┌────────
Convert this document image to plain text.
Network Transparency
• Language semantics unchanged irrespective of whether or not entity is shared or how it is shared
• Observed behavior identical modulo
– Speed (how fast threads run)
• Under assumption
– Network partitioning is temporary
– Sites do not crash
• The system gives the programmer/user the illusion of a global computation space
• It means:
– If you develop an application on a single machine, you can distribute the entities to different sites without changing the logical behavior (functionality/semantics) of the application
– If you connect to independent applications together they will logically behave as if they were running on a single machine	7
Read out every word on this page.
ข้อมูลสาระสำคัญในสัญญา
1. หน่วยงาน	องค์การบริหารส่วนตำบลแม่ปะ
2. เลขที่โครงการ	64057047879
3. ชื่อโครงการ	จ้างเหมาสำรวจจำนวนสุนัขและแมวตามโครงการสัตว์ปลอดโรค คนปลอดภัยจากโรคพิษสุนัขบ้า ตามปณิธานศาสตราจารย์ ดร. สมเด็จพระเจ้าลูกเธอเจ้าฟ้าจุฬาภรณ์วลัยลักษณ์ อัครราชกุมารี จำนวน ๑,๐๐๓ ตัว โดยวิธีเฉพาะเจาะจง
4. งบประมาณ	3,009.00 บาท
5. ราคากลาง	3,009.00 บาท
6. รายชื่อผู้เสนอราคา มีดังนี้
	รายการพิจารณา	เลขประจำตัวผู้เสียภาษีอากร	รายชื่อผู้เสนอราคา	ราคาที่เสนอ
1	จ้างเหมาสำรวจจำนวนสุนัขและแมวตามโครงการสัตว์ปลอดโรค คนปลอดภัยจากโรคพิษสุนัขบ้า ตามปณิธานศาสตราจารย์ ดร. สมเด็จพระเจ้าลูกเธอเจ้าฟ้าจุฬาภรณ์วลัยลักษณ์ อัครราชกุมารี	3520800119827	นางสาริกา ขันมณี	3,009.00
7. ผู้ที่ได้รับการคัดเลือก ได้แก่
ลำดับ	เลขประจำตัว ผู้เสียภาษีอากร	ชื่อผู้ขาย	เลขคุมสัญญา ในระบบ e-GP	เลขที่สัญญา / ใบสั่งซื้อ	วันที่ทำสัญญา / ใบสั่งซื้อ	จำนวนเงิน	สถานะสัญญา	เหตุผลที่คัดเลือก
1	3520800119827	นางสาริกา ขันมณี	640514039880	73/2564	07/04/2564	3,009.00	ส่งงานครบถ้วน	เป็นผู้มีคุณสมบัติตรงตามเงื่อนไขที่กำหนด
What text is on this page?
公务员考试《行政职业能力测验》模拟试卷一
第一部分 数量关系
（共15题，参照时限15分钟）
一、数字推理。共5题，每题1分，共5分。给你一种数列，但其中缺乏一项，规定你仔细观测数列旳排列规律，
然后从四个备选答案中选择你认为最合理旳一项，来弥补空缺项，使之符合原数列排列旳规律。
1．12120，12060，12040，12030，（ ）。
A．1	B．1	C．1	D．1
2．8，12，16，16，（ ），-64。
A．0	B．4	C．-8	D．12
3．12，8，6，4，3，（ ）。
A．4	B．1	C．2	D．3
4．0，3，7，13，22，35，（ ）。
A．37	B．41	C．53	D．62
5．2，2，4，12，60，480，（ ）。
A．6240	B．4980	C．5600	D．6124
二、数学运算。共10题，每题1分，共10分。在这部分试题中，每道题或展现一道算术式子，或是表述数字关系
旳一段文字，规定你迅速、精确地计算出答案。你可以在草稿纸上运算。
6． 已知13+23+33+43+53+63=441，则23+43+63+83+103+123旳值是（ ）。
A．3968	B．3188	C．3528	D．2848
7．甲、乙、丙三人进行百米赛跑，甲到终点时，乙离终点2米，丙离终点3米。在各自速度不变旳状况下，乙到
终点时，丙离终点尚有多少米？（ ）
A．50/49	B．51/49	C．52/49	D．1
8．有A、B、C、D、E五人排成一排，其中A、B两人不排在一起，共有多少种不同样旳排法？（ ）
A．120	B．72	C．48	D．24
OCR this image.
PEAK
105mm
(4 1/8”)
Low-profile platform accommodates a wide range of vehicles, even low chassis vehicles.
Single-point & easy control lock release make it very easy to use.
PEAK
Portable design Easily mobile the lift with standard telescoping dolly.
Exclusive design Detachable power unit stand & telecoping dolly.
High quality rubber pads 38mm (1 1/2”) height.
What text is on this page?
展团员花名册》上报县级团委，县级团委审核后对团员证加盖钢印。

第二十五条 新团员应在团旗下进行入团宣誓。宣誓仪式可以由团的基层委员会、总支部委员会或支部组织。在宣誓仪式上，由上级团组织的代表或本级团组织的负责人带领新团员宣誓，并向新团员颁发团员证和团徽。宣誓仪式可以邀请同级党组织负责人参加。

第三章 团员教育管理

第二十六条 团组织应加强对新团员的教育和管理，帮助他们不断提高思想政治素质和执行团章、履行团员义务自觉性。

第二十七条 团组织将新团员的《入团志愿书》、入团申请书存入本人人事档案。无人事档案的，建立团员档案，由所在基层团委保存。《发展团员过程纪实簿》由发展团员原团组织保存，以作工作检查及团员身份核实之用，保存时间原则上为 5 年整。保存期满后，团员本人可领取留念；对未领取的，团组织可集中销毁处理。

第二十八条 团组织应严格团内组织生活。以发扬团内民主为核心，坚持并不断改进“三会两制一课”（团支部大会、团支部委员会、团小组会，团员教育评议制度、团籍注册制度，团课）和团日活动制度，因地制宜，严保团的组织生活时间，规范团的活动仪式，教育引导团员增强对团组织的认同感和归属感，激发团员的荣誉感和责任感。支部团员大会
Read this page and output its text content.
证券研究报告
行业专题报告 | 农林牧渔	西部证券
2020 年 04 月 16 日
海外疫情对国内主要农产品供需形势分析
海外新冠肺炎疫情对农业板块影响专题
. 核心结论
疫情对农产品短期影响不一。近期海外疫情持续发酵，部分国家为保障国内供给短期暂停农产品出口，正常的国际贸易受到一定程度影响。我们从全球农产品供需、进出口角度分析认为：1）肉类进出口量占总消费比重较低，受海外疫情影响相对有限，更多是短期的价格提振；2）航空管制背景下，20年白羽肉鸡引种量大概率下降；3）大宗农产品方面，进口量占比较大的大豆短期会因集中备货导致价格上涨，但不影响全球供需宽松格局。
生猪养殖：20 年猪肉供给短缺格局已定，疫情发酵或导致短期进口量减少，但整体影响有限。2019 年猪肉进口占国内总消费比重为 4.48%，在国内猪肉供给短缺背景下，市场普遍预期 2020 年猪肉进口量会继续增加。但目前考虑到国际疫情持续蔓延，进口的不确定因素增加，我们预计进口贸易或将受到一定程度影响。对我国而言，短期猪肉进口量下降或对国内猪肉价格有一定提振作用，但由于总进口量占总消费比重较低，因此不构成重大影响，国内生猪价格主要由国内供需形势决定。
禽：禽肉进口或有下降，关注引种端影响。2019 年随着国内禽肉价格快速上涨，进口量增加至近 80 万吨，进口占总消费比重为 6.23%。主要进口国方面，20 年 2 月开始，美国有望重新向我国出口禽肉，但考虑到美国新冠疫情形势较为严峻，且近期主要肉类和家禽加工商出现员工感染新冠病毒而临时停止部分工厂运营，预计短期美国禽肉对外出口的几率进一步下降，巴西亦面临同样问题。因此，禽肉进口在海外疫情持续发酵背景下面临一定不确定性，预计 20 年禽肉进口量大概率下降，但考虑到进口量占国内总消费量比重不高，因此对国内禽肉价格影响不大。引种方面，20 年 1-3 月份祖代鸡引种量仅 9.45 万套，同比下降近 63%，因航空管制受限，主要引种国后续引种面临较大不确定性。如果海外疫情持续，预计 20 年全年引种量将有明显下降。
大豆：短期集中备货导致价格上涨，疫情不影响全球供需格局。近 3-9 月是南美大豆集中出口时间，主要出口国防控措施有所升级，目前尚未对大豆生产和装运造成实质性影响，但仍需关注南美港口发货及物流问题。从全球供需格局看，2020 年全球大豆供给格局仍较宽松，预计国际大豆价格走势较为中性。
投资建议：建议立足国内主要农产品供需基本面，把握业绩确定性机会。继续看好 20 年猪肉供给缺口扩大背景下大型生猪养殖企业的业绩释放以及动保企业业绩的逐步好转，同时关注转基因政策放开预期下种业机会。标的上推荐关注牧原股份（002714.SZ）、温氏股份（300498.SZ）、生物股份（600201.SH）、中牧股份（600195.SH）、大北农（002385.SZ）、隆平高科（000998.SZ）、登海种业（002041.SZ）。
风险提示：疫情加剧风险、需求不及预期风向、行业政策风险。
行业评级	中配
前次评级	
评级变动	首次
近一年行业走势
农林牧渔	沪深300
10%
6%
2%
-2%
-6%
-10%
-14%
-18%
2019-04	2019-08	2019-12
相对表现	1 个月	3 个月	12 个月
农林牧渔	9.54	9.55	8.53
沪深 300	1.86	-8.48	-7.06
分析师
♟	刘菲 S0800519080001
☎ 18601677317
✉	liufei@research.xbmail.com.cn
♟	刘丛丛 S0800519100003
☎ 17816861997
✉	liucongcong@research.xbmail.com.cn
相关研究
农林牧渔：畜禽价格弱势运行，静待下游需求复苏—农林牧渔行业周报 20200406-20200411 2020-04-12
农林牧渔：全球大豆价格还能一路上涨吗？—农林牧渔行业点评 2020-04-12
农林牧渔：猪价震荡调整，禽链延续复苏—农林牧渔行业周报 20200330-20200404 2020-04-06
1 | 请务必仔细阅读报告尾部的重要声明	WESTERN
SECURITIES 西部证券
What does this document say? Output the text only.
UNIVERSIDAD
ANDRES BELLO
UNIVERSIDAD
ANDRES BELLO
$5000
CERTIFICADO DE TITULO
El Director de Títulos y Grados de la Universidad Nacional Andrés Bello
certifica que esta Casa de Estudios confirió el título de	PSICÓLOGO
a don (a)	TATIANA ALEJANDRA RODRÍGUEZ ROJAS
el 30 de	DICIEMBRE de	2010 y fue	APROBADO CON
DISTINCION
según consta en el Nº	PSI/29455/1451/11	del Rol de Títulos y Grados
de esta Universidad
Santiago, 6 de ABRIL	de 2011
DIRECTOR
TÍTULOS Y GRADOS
└────────
** OBJECTIVE **
Identify the lines in the entries that hold "กเธอเจ" and return each one.

** SOLVED PROBLEM **
3. ชื่อโครงการ	จ้างเหมาสำรวจจำนวนสุนัขและแมวตามโครงการสัตว์ปลอดโรค คนปลอดภัยจากโรคพิษสุนัขบ้า ตามปณิธานศาสตราจารย์ ดร. สมเด็จพระเจ้าลูกเธอเจ้าฟ้าจุฬาภรณ์วลัยลักษณ์ อัครราชกุมารี จำนวน ๑,๐๐๓ ตัว โดยวิธีเฉพาะเจาะจง
1	จ้างเหมาสำรวจจำนวนสุนัขและแมวตามโครงการสัตว์ปลอดโรค คนปลอดภัยจากโรคพิษสุนัขบ้า ตามปณิธานศาสตราจารย์ ดร. สมเด็จพระเจ้าลูกเธอเจ้าฟ้าจุฬาภรณ์วลัยลักษณ์ อัครราชกุมารี	3520800119827	นางสาริกา ขันมณี	3,009.00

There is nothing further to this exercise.